____ Extrait du document
Les Akokwa et les Piriou (famille Tupi-Guarani) peuvent être considérés comme très proches culturellement des Nouragues. Les premiers occupent les sources de l’Approuague (criques Sapokaye et Couata), l’Inipi et une section du Camopi. Les seconds habitent plus en amont sur le Camopi. Ils furent rassemblés au XVIIIe s. sur les missions jésuites de l’Oyapock. Des familles fusionneront avec les Wayãpi et les Teko.
Les Maouriou (famille Tupi-Guarani), dont Grillet et Béchamel rencontrèrent divers éléments, sont connus sous divers noms. Leur équivalence avec les Teko, qui occupèrent un temps des portions de la basse Guyane, est discutée mais très vraisemblable. Entre Arataye et Maroni, sous l'appellation Mersiou, sans doute faut-il encore voir le même peuple. Les Maouriou/Teko connurent une grande dispersion à travers la Guyane centrale. Au XVIIe et XVIIIe s., on les rencontre de l’Arataye et du haut Approuague à la région de l’actuelle Maripasoula, incluant la haute Mana et l’ensemble du bassin de l’Inini. Tout au long du XVIIIe s., un groupe habite aussi le bassin de la Ouanari. Au XIXe s., ce dernier groupe se coulera dans la population métisse du bas Oyapock et quelques familles se joindront aux Palikur. Dans l’intérieur, on les retrouvera sous le nom de Teko.
________
____ Liste des données
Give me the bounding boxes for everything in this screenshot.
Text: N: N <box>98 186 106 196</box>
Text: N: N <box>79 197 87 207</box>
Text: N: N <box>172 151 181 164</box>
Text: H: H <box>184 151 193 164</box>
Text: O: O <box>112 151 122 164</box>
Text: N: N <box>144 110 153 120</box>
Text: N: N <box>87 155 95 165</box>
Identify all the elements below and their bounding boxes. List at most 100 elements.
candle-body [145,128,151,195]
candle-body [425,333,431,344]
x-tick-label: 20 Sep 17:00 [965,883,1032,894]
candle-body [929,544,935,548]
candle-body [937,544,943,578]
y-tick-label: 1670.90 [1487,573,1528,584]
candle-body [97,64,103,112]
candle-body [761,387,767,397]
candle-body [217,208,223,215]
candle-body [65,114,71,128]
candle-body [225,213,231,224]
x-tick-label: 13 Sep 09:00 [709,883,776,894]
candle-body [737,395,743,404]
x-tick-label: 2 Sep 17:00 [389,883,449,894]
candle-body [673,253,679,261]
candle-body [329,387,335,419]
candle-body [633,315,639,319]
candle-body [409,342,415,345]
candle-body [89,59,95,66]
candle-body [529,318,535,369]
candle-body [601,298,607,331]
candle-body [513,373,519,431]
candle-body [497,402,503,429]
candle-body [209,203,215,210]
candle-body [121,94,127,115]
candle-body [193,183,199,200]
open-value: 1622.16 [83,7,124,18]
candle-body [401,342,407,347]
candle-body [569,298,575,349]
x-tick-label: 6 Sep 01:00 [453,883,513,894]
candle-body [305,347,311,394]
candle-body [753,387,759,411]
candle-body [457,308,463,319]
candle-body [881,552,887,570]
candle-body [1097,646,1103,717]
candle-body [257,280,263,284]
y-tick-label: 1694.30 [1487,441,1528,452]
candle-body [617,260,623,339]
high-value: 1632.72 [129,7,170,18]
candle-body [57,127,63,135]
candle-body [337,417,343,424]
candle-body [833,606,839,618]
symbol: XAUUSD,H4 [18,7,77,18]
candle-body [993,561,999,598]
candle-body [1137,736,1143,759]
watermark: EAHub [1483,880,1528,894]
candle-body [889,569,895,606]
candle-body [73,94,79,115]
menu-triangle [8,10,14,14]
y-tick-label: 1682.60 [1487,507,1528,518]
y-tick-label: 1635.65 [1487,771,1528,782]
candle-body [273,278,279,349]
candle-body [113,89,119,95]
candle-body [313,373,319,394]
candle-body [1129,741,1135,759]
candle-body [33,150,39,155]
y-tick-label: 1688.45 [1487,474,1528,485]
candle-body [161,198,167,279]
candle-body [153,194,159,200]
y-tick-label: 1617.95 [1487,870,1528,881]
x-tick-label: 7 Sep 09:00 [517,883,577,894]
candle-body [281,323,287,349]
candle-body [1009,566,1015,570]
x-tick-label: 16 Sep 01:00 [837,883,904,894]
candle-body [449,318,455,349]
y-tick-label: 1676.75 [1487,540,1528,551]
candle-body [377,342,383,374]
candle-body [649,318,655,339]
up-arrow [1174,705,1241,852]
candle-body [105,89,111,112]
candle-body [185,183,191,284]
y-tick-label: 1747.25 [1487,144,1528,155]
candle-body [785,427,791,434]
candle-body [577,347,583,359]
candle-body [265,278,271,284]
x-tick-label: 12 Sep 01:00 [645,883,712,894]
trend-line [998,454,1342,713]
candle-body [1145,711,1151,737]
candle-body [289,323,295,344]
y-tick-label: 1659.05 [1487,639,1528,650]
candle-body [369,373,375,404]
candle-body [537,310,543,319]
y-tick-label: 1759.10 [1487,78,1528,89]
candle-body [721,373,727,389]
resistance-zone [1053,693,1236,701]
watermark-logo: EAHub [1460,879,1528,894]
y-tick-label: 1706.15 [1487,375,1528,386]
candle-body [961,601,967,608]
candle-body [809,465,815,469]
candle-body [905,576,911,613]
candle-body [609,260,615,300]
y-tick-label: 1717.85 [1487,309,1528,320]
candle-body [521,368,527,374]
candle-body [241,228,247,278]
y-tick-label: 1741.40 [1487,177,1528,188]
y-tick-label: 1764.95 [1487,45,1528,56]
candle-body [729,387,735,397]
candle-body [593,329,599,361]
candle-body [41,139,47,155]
________
▶ **Mise en pratique**:
1. Répondez brièvement à partir du texte sur les peuples Tupi-Guarani de Guyane.
(a) Où habitent les Piriou ?
(b) Sur quelles missions les Akokwa et les Piriou furent-ils rassemblés au XVIIIe siècle ?
(c) Au XIXe siècle, à quel peuple se joindront quelques familles du groupe installé dans le bassin de la Ouanari ?
2. Reprenez le texte sur les peuples Tupi-Guarani de Guyane à la suite de sa dernière phrase.

▶ **Corrigé**:
1.
(a) Plus en amont sur le Camopi.
(b) Sur les missions jésuites de l'Oyapock.
(c) Aux Palikur.

2.
Les modes de vie
La région de l’Approuague a connu deux types d’adaptation à l’environnement : dans la grande forêt en amont de l’actuel bourg de Régina, la nécessité de se procurer des protéines animales impliqua la dispersion et la mobilité de l’habitat. Dans les savanes inondées des basses terres, les ressources halieutiques abondantes et l’exiguïté des terres émergées impliquèrent une sédentarité relative.
Si la chasse et la pêche étaient des activités économiques essentielles pour les Amérindiens tant des marais que des forêts, on ne soulignera jamais assez l’importance de l’agriculture, fondée avant tout sur le manioc amer qui fournit encore aujourd’hui l’alimentation de base des Amérindiens.
Les villages étaient de taille variable : si les archéologues ont trouvé des sites ayant sans doute abrité plusieurs centaines d’habitants, une moyenne de 60 personnes est plus courante. Les communautés étaient nombreuses, jamais bien éloignées les unes des autres, et très liées au niveau cérémoniel et économique. Des personnages de premier plan pouvaient avoir autorité sur plusieurs centaines de kilomètres carrés. On peut penser que les peuples des basses terres vivaient dans de grandes maisons collectives sur pilotis. L’organisation clanique était la plus répandue.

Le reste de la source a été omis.